[Task requirements]: Lines containing the string "Transmission" are to be collected in full.

========================================

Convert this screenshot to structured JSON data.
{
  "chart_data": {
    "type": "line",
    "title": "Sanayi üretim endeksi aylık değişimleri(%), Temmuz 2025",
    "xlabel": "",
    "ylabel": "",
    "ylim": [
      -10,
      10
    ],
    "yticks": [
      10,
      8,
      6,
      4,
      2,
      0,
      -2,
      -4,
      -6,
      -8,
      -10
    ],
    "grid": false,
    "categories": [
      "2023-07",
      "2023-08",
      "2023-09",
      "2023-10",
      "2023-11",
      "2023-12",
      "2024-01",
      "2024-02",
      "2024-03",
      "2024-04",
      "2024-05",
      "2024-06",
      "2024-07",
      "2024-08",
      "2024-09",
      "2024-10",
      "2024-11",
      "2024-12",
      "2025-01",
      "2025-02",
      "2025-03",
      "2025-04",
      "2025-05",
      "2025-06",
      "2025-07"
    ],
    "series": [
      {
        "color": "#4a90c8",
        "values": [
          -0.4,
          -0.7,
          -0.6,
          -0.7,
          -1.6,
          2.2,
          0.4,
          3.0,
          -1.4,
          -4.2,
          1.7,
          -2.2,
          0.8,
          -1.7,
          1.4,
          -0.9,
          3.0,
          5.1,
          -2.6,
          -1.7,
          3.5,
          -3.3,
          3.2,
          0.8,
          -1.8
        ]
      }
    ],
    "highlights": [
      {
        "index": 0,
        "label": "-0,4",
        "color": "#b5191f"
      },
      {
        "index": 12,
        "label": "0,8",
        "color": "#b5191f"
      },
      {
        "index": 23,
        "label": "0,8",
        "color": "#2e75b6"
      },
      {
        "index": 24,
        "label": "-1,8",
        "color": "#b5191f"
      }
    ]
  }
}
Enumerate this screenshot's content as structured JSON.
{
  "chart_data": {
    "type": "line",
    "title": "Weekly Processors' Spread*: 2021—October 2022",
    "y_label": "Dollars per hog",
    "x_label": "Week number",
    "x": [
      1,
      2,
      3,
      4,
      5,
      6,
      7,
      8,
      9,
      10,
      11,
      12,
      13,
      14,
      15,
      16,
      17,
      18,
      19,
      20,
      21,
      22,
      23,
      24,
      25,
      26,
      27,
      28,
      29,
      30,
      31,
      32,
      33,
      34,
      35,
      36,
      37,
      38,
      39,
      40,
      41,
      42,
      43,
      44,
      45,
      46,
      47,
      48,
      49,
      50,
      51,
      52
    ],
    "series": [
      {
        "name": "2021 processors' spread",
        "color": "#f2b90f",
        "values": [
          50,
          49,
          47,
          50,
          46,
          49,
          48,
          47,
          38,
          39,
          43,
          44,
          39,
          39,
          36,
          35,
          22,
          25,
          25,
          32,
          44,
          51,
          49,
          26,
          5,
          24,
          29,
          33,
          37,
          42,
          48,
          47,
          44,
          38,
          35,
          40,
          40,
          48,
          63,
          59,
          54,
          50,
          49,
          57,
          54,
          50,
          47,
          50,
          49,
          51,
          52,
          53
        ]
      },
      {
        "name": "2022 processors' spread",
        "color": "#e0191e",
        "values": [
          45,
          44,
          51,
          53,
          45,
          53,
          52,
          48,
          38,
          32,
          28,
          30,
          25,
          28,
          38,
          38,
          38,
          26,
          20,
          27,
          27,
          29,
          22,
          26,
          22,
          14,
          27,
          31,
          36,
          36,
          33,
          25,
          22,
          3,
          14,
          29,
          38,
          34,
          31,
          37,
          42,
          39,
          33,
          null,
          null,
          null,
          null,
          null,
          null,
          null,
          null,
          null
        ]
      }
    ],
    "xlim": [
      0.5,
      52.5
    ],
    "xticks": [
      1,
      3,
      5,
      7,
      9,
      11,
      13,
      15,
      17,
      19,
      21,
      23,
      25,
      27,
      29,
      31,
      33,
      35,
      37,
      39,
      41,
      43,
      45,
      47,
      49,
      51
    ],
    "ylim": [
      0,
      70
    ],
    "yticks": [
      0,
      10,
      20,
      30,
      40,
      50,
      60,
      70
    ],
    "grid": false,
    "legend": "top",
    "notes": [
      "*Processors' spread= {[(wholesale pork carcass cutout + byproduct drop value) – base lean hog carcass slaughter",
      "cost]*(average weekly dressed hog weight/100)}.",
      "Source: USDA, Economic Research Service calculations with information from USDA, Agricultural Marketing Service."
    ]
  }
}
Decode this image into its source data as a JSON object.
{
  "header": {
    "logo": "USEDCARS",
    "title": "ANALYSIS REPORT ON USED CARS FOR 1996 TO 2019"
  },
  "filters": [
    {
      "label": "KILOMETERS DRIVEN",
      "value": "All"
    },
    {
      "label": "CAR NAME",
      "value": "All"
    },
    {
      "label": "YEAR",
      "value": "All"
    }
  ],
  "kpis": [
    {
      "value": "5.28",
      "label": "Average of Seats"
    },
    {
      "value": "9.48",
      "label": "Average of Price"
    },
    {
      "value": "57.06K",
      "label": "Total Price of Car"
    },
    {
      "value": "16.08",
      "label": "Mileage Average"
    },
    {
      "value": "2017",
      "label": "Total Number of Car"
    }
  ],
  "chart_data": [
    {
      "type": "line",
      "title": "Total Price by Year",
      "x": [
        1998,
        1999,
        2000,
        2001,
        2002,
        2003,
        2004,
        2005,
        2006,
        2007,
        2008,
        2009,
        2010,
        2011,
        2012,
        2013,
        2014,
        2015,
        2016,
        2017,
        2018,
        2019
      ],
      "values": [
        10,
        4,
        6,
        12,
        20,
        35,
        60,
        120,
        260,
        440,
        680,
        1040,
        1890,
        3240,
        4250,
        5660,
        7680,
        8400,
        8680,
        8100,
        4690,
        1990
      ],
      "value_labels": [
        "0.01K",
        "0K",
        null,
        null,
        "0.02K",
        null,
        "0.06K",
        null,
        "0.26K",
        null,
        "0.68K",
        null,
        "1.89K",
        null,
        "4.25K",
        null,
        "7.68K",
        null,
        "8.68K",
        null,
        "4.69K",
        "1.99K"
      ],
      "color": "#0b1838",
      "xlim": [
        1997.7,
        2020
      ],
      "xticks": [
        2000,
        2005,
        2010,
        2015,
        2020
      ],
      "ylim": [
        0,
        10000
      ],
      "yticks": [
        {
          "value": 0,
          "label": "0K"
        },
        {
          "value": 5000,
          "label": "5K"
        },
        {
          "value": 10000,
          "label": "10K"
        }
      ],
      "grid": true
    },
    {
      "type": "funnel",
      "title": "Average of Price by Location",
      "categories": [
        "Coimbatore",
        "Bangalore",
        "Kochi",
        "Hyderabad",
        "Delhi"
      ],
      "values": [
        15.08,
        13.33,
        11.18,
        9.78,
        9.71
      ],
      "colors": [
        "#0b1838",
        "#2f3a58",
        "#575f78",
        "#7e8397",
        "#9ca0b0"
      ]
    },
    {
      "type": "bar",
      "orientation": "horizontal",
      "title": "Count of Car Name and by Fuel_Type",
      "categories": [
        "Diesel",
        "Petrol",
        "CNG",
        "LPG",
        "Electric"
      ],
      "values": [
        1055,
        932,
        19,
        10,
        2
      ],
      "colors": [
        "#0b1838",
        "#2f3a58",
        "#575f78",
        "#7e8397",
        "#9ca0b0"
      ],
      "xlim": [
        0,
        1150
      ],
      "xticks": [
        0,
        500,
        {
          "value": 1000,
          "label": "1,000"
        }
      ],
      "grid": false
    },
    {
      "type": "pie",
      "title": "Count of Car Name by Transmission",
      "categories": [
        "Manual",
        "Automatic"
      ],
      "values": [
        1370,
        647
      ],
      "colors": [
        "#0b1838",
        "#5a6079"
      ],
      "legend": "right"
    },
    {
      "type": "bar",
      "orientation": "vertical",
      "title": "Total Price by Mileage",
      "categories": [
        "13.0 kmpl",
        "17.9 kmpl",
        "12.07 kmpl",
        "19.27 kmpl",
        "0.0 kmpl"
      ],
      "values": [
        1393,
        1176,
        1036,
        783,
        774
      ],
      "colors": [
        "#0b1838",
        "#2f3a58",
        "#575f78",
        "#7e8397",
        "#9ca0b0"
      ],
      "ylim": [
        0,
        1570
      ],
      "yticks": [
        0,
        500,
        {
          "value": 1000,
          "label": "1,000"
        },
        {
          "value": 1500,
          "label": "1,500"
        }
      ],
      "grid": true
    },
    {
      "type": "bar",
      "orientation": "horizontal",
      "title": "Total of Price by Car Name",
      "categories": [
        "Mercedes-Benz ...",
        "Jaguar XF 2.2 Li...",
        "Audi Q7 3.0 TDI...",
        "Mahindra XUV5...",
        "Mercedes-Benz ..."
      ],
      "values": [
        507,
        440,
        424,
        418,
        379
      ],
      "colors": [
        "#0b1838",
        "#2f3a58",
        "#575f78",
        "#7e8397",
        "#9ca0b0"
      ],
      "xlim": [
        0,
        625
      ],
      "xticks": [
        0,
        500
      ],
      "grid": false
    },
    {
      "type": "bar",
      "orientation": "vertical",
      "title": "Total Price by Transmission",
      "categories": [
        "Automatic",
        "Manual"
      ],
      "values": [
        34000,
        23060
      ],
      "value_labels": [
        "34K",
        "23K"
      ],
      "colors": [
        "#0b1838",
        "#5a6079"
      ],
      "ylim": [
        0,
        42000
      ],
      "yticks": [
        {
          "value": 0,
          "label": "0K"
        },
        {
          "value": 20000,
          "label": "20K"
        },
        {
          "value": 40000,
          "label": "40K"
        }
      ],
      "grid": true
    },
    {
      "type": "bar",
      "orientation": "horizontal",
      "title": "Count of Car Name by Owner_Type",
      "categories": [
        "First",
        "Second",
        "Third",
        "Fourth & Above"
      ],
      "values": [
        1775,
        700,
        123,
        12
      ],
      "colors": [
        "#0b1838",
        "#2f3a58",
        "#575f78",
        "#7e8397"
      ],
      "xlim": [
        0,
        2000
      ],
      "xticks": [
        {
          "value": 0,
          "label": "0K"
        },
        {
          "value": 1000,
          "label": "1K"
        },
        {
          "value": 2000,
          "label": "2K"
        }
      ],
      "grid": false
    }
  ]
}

========================================

[Full response]:
      "title": "Count of Car Name by Transmission",
      "title": "Total Price by Transmission",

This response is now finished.